### EXTRACT:
=== Section Start ===
You might expect to come across all kinds of natural wonders in the remote and mountainous jungles of Papua New Guinea. But one thing you’d hardly think to stumble across would be an almost intact American B-17E Flying Fortress bomber from World War II. However, it turns out that the forests of this nation harbor numbers of crashed aircraft from the fierce fighting of that war.

This particular Flying Fortress is known as the “Swamp Ghost.” It crash-landed in the Agaiambo Swamp some eight miles from Papua New Guinea’s north coast in 1942 after running out of fuel. There it remained until 2006 when an American salvager dismantled the plane and transported it to the U.S. Apparently, the Flying Fortress now sits in a hangar at the Pacific Aviation Museum at Pearl Harbor, Honolulu.


4. Boiling river

The world’s jungles harbor some incredible phenomena, but even so, the idea of a boiling river stretches credibility to breaking point. But that’s just what geoscientist Andrés Ruzo discovered in Peru’s Amazonian region in 2011. Hot springs feed the thermal river and for 4 miles it runs at near boiling-point – hot enough to kill any unlucky creature that falls into it.

Ruzo detailed the gruesome fate of animals which fall into the river in an interview with The Daily Telegraph in 2016. He explained, “They’re trying to swim out, but their meat is cooking on the bone because it’s so hot. So, they’re losing power, losing power, until finally they get to a point where hot water goes into their mouths and they cook from the inside out.”


3. Lost Mayan cities

Archeologists have been familiar with a number of stunning Mayan structures for many years, but in 2018 a new discovery stunned the academic and wider world. The find was in the jungle of Guatemala, and it was nothing less than a huge network of previously unknown Mayan cities. The researchers used laser mapping technology to reveal these previously unknown remains.
=== Section End ===
### DATA LISTING:
=== Section Start ===
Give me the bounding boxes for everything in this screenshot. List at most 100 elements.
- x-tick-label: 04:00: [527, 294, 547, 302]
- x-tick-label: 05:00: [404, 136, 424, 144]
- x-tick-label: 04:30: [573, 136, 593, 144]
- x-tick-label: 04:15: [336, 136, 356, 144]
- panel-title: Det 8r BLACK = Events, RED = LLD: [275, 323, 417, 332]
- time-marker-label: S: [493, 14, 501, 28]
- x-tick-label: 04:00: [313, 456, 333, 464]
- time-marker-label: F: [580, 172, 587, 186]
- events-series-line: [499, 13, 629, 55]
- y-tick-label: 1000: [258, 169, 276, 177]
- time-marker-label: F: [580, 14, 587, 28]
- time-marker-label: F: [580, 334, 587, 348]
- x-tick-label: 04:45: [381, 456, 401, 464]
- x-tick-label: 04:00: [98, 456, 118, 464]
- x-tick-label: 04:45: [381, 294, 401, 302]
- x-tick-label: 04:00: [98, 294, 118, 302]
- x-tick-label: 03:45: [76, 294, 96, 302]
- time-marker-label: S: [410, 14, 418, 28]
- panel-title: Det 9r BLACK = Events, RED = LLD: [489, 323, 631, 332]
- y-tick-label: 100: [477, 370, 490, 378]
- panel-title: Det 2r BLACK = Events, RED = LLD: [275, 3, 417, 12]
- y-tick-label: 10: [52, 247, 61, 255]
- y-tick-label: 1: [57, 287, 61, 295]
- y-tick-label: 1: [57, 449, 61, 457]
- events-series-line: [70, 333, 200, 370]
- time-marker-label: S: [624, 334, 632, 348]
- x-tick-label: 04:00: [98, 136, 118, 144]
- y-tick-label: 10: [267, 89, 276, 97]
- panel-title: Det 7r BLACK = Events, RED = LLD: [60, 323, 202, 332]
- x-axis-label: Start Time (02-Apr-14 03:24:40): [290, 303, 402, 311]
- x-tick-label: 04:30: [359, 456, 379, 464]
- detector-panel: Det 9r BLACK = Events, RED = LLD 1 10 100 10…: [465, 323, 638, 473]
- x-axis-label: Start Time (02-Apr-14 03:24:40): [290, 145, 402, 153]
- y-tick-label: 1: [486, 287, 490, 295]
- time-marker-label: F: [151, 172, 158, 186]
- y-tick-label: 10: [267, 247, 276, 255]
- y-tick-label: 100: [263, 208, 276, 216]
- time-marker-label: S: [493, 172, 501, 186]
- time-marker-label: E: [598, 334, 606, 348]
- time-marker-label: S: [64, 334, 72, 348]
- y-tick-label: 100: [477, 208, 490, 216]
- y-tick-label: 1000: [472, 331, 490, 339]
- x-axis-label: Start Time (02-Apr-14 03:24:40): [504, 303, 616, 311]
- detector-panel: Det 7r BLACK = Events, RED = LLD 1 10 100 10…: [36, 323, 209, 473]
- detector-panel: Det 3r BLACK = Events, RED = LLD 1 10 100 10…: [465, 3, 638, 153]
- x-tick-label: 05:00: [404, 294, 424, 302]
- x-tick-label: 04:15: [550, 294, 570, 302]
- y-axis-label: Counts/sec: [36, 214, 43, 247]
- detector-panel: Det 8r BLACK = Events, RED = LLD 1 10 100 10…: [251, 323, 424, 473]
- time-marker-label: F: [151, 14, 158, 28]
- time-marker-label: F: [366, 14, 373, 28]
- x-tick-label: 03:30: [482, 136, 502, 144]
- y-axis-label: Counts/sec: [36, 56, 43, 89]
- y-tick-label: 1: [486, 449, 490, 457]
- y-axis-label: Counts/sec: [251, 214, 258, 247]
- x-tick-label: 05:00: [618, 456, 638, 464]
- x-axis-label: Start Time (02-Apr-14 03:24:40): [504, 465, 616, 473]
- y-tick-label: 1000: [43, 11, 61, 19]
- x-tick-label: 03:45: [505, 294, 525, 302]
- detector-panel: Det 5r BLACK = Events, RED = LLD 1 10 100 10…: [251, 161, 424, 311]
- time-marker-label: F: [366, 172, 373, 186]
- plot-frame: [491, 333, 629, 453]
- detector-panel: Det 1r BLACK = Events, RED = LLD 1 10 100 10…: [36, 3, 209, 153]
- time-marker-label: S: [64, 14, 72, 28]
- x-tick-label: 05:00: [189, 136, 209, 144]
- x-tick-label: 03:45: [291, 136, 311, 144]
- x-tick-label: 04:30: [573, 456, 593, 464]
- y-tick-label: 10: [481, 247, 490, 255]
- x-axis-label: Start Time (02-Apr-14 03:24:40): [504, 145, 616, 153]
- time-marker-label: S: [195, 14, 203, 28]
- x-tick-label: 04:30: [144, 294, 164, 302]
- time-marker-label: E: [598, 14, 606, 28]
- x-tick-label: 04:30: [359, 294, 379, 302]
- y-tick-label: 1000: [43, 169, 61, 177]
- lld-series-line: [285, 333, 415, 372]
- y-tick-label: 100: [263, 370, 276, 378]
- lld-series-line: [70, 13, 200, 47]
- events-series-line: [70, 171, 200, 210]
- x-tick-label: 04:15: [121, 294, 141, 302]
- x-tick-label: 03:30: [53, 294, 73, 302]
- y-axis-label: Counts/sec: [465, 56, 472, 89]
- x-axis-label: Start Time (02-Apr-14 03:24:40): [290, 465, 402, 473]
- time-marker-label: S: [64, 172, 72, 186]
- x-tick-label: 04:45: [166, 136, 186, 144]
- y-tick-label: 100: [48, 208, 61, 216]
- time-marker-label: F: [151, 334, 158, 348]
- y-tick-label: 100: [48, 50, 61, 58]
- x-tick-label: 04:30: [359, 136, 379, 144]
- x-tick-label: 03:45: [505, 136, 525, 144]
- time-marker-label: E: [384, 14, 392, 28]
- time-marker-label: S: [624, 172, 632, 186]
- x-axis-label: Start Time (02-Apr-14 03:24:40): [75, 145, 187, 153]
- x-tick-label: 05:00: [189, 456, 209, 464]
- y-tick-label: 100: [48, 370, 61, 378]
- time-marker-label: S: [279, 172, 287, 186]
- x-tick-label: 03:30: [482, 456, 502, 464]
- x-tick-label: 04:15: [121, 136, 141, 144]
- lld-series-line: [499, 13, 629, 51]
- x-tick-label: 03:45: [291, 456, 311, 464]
=== Section End ===
### WORK REQUIRED:
Answer these questions about the jungle discoveries text:
1. In what year did the "Swamp Ghost" crash-land in the Agaiambo Swamp?
2. For how many miles does the thermal river in Peru run at near boiling-point?
3. What technology did researchers use to reveal the Mayan cities in Guatemala?
Answer from the text only, not from the rows.

### ANSWER SECTION:
1. 1942
2. 4 miles
3. Laser mapping technology